** START Material provided **
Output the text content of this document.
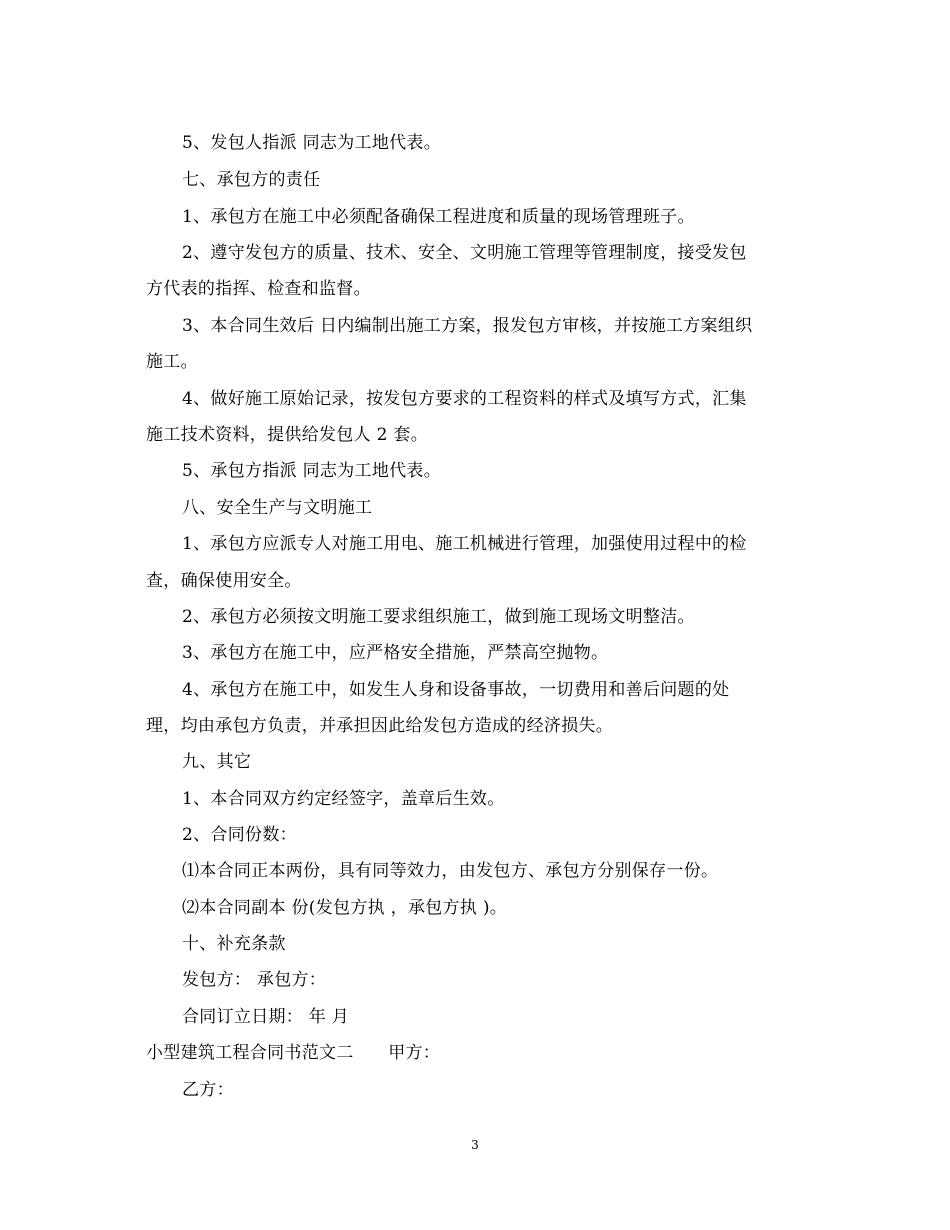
5、发包人指派 同志为工地代表。
七、承包方的责任
1、承包方在施工中必须配备确保工程进度和质量的现场管理班子。
2、遵守发包方的质量、技术、安全、文明施工管理等管理制度，接受发包
方代表的指挥、检查和监督。
3、本合同生效后 日内编制出施工方案，报发包方审核，并按施工方案组织
施工。
4、做好施工原始记录，按发包方要求的工程资料的样式及填写方式，汇集
施工技术资料，提供给发包人 2 套。
5、承包方指派 同志为工地代表。
八、安全生产与文明施工
1、承包方应派专人对施工用电、施工机械进行管理，加强使用过程中的检
查，确保使用安全。
2、承包方必须按文明施工要求组织施工，做到施工现场文明整洁。
3、承包方在施工中，应严格安全措施，严禁高空抛物。
4、承包方在施工中，如发生人身和设备事故，一切费用和善后问题的处
理，均由承包方负责，并承担因此给发包方造成的经济损失。
九、其它
1、本合同双方约定经签字，盖章后生效。
2、合同份数：
⑴本合同正本两份，具有同等效力，由发包方、承包方分别保存一份。
⑵本合同副本 份(发包方执 ，承包方执 )。
十、补充条款
发包方： 承包方：
合同订立日期： 年 月
小型建筑工程合同书范文二　　甲方：
乙方：
3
** END Material provided **
▶ _What you will do_: From the listing above, print every entry precisely and drop the pictures.

▶ _Correct answer_:
Output the text content of this document.
5、发包人指派 同志为工地代表。
七、承包方的责任
1、承包方在施工中必须配备确保工程进度和质量的现场管理班子。
2、遵守发包方的质量、技术、安全、文明施工管理等管理制度，接受发包
方代表的指挥、检查和监督。
3、本合同生效后 日内编制出施工方案，报发包方审核，并按施工方案组织
施工。
4、做好施工原始记录，按发包方要求的工程资料的样式及填写方式，汇集
施工技术资料，提供给发包人 2 套。
5、承包方指派 同志为工地代表。
八、安全生产与文明施工
1、承包方应派专人对施工用电、施工机械进行管理，加强使用过程中的检
查，确保使用安全。
2、承包方必须按文明施工要求组织施工，做到施工现场文明整洁。
3、承包方在施工中，应严格安全措施，严禁高空抛物。
4、承包方在施工中，如发生人身和设备事故，一切费用和善后问题的处
理，均由承包方负责，并承担因此给发包方造成的经济损失。
九、其它
1、本合同双方约定经签字，盖章后生效。
2、合同份数：
⑴本合同正本两份，具有同等效力，由发包方、承包方分别保存一份。
⑵本合同副本 份(发包方执 ，承包方执 )。
十、补充条款
发包方： 承包方：
合同订立日期： 年 月
小型建筑工程合同书范文二　　甲方：
乙方：
3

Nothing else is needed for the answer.